■ DATA FOR PROCESSING
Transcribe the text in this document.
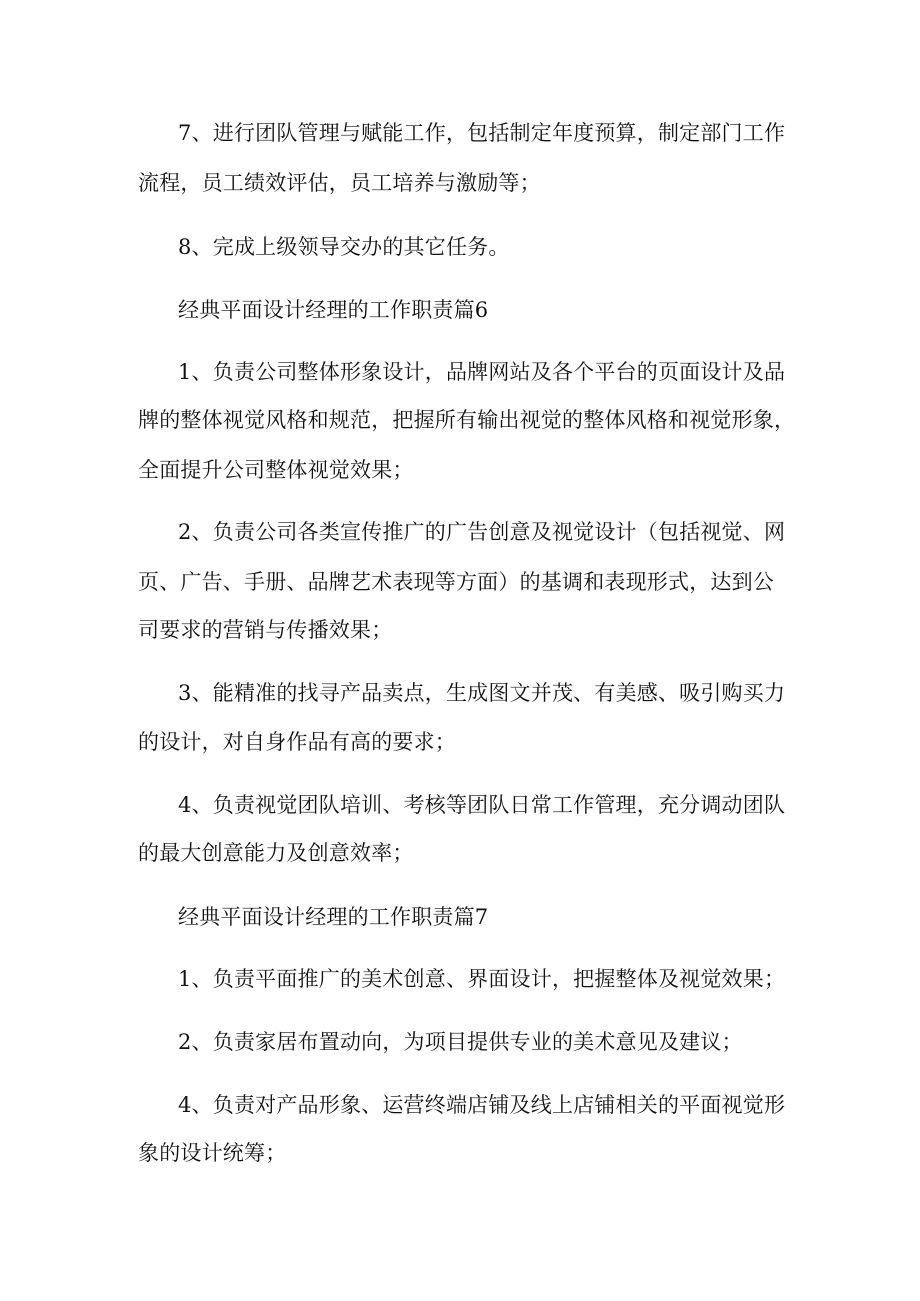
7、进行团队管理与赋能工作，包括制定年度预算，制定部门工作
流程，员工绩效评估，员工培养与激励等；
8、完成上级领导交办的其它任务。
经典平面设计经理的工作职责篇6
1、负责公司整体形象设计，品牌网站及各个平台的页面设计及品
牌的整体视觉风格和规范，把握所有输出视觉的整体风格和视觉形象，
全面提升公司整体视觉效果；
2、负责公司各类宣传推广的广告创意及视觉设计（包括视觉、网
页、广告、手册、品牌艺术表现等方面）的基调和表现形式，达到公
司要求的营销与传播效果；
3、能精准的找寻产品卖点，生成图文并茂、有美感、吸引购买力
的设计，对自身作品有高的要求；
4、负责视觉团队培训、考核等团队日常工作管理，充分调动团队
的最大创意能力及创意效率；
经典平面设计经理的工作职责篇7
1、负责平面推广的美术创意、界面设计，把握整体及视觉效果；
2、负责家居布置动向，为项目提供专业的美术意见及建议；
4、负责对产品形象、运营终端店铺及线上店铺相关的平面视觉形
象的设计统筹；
---
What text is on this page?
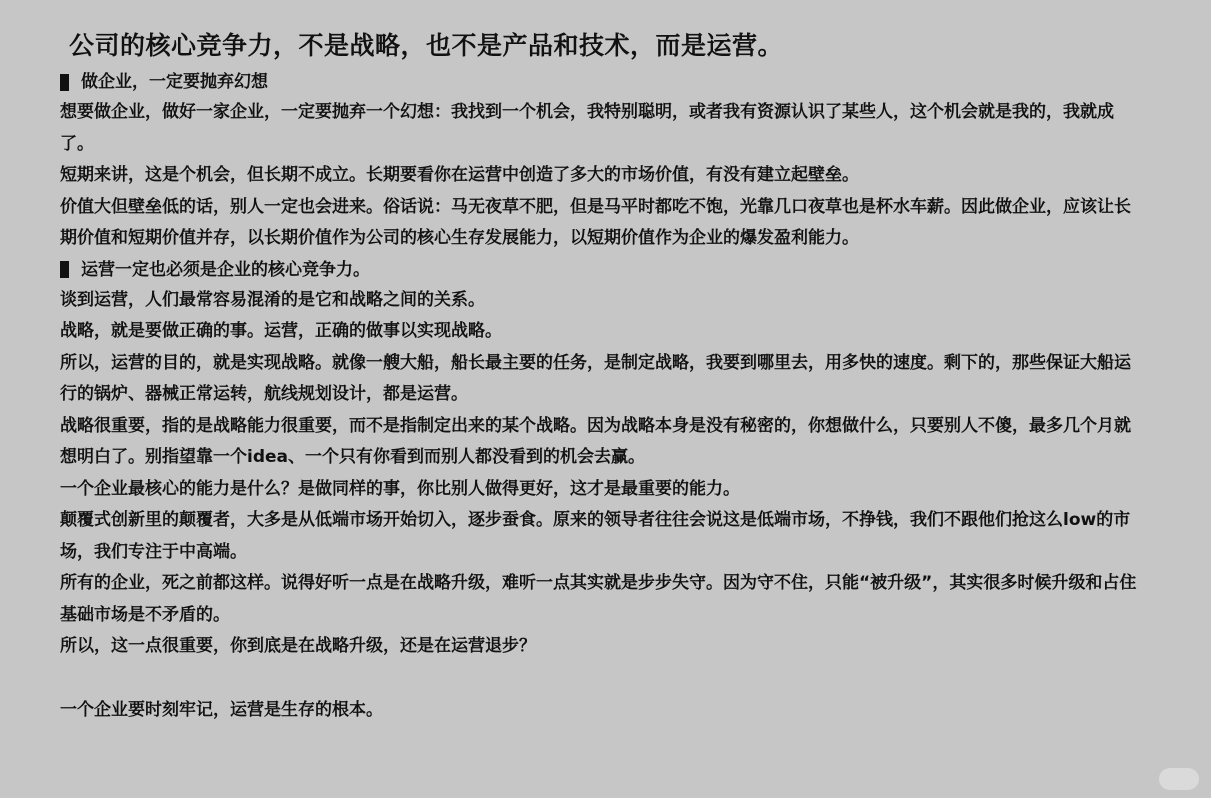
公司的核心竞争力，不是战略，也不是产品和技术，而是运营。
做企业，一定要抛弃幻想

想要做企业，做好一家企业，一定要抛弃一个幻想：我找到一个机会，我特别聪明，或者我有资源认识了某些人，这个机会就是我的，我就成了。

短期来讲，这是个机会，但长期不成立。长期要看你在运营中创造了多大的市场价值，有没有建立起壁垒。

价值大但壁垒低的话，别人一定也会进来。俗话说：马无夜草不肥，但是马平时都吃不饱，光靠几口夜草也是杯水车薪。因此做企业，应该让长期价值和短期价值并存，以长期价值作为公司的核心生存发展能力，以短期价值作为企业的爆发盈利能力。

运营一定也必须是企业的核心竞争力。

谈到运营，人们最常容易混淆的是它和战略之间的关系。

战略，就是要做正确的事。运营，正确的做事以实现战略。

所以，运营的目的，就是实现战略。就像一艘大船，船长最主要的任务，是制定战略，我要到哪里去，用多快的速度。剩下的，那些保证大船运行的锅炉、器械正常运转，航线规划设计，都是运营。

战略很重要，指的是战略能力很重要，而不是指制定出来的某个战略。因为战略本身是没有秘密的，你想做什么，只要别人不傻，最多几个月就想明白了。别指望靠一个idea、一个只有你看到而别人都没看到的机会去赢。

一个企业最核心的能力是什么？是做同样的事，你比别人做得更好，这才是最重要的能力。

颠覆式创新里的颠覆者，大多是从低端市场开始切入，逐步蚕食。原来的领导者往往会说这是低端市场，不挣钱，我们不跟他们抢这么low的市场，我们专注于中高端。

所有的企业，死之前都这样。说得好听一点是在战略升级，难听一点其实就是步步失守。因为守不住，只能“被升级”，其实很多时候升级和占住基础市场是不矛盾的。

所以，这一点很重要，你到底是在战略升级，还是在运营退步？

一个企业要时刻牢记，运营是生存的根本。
==
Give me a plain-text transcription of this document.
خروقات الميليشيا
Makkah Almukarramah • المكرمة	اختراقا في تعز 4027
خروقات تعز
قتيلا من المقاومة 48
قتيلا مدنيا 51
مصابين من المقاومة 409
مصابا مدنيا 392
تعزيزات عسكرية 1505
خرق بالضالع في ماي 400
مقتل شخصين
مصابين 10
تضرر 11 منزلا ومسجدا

■ TASK GOAL
Report only how many lines of the listing hold the word "this".

■ IN RESPONSE
3